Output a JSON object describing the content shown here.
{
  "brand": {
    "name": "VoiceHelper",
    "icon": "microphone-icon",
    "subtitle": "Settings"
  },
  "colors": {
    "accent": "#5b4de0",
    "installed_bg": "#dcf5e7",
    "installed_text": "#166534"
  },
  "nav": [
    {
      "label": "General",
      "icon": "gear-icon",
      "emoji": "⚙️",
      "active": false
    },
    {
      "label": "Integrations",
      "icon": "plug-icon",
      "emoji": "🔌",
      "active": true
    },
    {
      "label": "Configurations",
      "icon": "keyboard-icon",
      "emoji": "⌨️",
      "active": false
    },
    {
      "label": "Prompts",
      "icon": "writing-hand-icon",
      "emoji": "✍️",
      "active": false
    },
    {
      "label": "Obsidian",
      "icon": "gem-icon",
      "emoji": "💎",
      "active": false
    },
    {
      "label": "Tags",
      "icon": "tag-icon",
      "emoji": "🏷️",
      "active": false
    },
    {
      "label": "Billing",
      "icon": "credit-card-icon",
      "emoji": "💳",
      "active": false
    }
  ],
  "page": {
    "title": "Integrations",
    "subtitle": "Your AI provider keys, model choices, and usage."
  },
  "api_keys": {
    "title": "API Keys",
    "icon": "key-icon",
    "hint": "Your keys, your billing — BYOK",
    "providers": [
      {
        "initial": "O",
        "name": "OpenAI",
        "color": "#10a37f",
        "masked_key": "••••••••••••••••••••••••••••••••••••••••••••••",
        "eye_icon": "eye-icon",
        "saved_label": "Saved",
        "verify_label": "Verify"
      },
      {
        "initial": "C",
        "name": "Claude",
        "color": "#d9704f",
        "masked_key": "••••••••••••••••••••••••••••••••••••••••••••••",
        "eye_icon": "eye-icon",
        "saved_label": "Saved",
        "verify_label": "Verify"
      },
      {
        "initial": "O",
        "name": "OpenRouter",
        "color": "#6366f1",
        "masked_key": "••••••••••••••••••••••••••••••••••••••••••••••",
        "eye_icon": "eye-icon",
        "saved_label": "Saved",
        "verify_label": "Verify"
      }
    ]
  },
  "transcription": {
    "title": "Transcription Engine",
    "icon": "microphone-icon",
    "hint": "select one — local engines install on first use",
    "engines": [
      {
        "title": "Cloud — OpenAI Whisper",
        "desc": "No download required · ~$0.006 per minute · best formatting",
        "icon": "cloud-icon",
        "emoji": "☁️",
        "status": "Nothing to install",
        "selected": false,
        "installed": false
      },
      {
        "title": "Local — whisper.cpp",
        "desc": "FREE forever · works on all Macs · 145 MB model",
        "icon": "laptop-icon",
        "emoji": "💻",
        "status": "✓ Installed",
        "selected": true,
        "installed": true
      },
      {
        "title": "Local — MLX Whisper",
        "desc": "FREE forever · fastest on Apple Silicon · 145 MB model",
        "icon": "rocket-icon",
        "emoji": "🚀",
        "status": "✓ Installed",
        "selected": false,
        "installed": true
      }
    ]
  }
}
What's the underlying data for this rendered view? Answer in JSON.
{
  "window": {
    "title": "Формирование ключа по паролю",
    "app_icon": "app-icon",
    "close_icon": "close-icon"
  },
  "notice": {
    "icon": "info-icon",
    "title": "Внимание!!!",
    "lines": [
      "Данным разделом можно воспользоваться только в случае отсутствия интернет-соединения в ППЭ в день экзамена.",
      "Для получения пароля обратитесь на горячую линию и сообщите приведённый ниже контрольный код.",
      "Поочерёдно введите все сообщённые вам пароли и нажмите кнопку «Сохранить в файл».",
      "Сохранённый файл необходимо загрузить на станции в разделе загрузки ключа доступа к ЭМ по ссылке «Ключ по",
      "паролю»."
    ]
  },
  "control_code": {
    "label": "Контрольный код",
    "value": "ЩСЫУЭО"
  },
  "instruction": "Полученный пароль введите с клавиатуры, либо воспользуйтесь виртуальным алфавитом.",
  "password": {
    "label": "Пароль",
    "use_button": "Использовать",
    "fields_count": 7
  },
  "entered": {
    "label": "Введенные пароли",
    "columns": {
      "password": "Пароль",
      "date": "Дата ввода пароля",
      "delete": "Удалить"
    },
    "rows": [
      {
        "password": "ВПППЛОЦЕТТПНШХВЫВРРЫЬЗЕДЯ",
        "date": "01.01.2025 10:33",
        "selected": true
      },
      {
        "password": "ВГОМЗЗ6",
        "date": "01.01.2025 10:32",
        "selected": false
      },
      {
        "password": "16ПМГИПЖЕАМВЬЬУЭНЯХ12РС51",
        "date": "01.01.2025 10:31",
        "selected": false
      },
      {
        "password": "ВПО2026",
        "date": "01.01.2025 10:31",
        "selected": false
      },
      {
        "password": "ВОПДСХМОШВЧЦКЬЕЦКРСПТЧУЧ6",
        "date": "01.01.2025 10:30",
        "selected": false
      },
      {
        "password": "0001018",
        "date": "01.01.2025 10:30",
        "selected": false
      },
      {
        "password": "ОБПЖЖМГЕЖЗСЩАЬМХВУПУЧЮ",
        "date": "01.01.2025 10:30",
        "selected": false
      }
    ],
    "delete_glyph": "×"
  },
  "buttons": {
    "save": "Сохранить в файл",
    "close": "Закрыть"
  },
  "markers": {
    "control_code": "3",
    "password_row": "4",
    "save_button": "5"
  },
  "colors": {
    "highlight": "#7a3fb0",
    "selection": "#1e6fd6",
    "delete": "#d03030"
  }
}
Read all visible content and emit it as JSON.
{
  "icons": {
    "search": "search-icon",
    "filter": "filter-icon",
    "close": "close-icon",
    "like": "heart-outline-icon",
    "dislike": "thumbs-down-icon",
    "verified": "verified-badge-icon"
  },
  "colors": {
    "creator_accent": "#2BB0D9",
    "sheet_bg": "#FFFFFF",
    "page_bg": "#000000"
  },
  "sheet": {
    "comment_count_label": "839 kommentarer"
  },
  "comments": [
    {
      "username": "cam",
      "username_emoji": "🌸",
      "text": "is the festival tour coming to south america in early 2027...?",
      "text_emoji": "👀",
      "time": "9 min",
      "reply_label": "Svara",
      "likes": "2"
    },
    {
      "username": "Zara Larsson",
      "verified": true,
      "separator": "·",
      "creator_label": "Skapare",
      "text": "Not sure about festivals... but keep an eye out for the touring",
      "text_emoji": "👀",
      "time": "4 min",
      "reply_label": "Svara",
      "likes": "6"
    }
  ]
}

### Exercise prompt
Write down all the entries again without a single difference.

### Task solution
Output a JSON object describing the content shown here.
{
  "brand": {
    "name": "VoiceHelper",
    "icon": "microphone-icon",
    "subtitle": "Settings"
  },
  "colors": {
    "accent": "#5b4de0",
    "installed_bg": "#dcf5e7",
    "installed_text": "#166534"
  },
  "nav": [
    {
      "label": "General",
      "icon": "gear-icon",
      "emoji": "⚙️",
      "active": false
    },
    {
      "label": "Integrations",
      "icon": "plug-icon",
      "emoji": "🔌",
      "active": true
    },
    {
      "label": "Configurations",
      "icon": "keyboard-icon",
      "emoji": "⌨️",
      "active": false
    },
    {
      "label": "Prompts",
      "icon": "writing-hand-icon",
      "emoji": "✍️",
      "active": false
    },
    {
      "label": "Obsidian",
      "icon": "gem-icon",
      "emoji": "💎",
      "active": false
    },
    {
      "label": "Tags",
      "icon": "tag-icon",
      "emoji": "🏷️",
      "active": false
    },
    {
      "label": "Billing",
      "icon": "credit-card-icon",
      "emoji": "💳",
      "active": false
    }
  ],
  "page": {
    "title": "Integrations",
    "subtitle": "Your AI provider keys, model choices, and usage."
  },
  "api_keys": {
    "title": "API Keys",
    "icon": "key-icon",
    "hint": "Your keys, your billing — BYOK",
    "providers": [
      {
        "initial": "O",
        "name": "OpenAI",
        "color": "#10a37f",
        "masked_key": "••••••••••••••••••••••••••••••••••••••••••••••",
        "eye_icon": "eye-icon",
        "saved_label": "Saved",
        "verify_label": "Verify"
      },
      {
        "initial": "C",
        "name": "Claude",
        "color": "#d9704f",
        "masked_key": "••••••••••••••••••••••••••••••••••••••••••••••",
        "eye_icon": "eye-icon",
        "saved_label": "Saved",
        "verify_label": "Verify"
      },
      {
        "initial": "O",
        "name": "OpenRouter",
        "color": "#6366f1",
        "masked_key": "••••••••••••••••••••••••••••••••••••••••••••••",
        "eye_icon": "eye-icon",
        "saved_label": "Saved",
        "verify_label": "Verify"
      }
    ]
  },
  "transcription": {
    "title": "Transcription Engine",
    "icon": "microphone-icon",
    "hint": "select one — local engines install on first use",
    "engines": [
      {
        "title": "Cloud — OpenAI Whisper",
        "desc": "No download required · ~$0.006 per minute · best formatting",
        "icon": "cloud-icon",
        "emoji": "☁️",
        "status": "Nothing to install",
        "selected": false,
        "installed": false
      },
      {
        "title": "Local — whisper.cpp",
        "desc": "FREE forever · works on all Macs · 145 MB model",
        "icon": "laptop-icon",
        "emoji": "💻",
        "status": "✓ Installed",
        "selected": true,
        "installed": true
      },
      {
        "title": "Local — MLX Whisper",
        "desc": "FREE forever · fastest on Apple Silicon · 145 MB model",
        "icon": "rocket-icon",
        "emoji": "🚀",
        "status": "✓ Installed",
        "selected": false,
        "installed": true
      }
    ]
  }
}
What's the underlying data for this rendered view? Answer in JSON.
{
  "window": {
    "title": "Формирование ключа по паролю",
    "app_icon": "app-icon",
    "close_icon": "close-icon"
  },
  "notice": {
    "icon": "info-icon",
    "title": "Внимание!!!",
    "lines": [
      "Данным разделом можно воспользоваться только в случае отсутствия интернет-соединения в ППЭ в день экзамена.",
      "Для получения пароля обратитесь на горячую линию и сообщите приведённый ниже контрольный код.",
      "Поочерёдно введите все сообщённые вам пароли и нажмите кнопку «Сохранить в файл».",
      "Сохранённый файл необходимо загрузить на станции в разделе загрузки ключа доступа к ЭМ по ссылке «Ключ по",
      "паролю»."
    ]
  },
  "control_code": {
    "label": "Контрольный код",
    "value": "ЩСЫУЭО"
  },
  "instruction": "Полученный пароль введите с клавиатуры, либо воспользуйтесь виртуальным алфавитом.",
  "password": {
    "label": "Пароль",
    "use_button": "Использовать",
    "fields_count": 7
  },
  "entered": {
    "label": "Введенные пароли",
    "columns": {
      "password": "Пароль",
      "date": "Дата ввода пароля",
      "delete": "Удалить"
    },
    "rows": [
      {
        "password": "ВПППЛОЦЕТТПНШХВЫВРРЫЬЗЕДЯ",
        "date": "01.01.2025 10:33",
        "selected": true
      },
      {
        "password": "ВГОМЗЗ6",
        "date": "01.01.2025 10:32",
        "selected": false
      },
      {
        "password": "16ПМГИПЖЕАМВЬЬУЭНЯХ12РС51",
        "date": "01.01.2025 10:31",
        "selected": false
      },
      {
        "password": "ВПО2026",
        "date": "01.01.2025 10:31",
        "selected": false
      },
      {
        "password": "ВОПДСХМОШВЧЦКЬЕЦКРСПТЧУЧ6",
        "date": "01.01.2025 10:30",
        "selected": false
      },
      {
        "password": "0001018",
        "date": "01.01.2025 10:30",
        "selected": false
      },
      {
        "password": "ОБПЖЖМГЕЖЗСЩАЬМХВУПУЧЮ",
        "date": "01.01.2025 10:30",
        "selected": false
      }
    ],
    "delete_glyph": "×"
  },
  "buttons": {
    "save": "Сохранить в файл",
    "close": "Закрыть"
  },
  "markers": {
    "control_code": "3",
    "password_row": "4",
    "save_button": "5"
  },
  "colors": {
    "highlight": "#7a3fb0",
    "selection": "#1e6fd6",
    "delete": "#d03030"
  }
}
Read all visible content and emit it as JSON.
{
  "icons": {
    "search": "search-icon",
    "filter": "filter-icon",
    "close": "close-icon",
    "like": "heart-outline-icon",
    "dislike": "thumbs-down-icon",
    "verified": "verified-badge-icon"
  },
  "colors": {
    "creator_accent": "#2BB0D9",
    "sheet_bg": "#FFFFFF",
    "page_bg": "#000000"
  },
  "sheet": {
    "comment_count_label": "839 kommentarer"
  },
  "comments": [
    {
      "username": "cam",
      "username_emoji": "🌸",
      "text": "is the festival tour coming to south america in early 2027...?",
      "text_emoji": "👀",
      "time": "9 min",
      "reply_label": "Svara",
      "likes": "2"
    },
    {
      "username": "Zara Larsson",
      "verified": true,
      "separator": "·",
      "creator_label": "Skapare",
      "text": "Not sure about festivals... but keep an eye out for the touring",
      "text_emoji": "👀",
      "time": "4 min",
      "reply_label": "Svara",
      "likes": "6"
    }
  ]
}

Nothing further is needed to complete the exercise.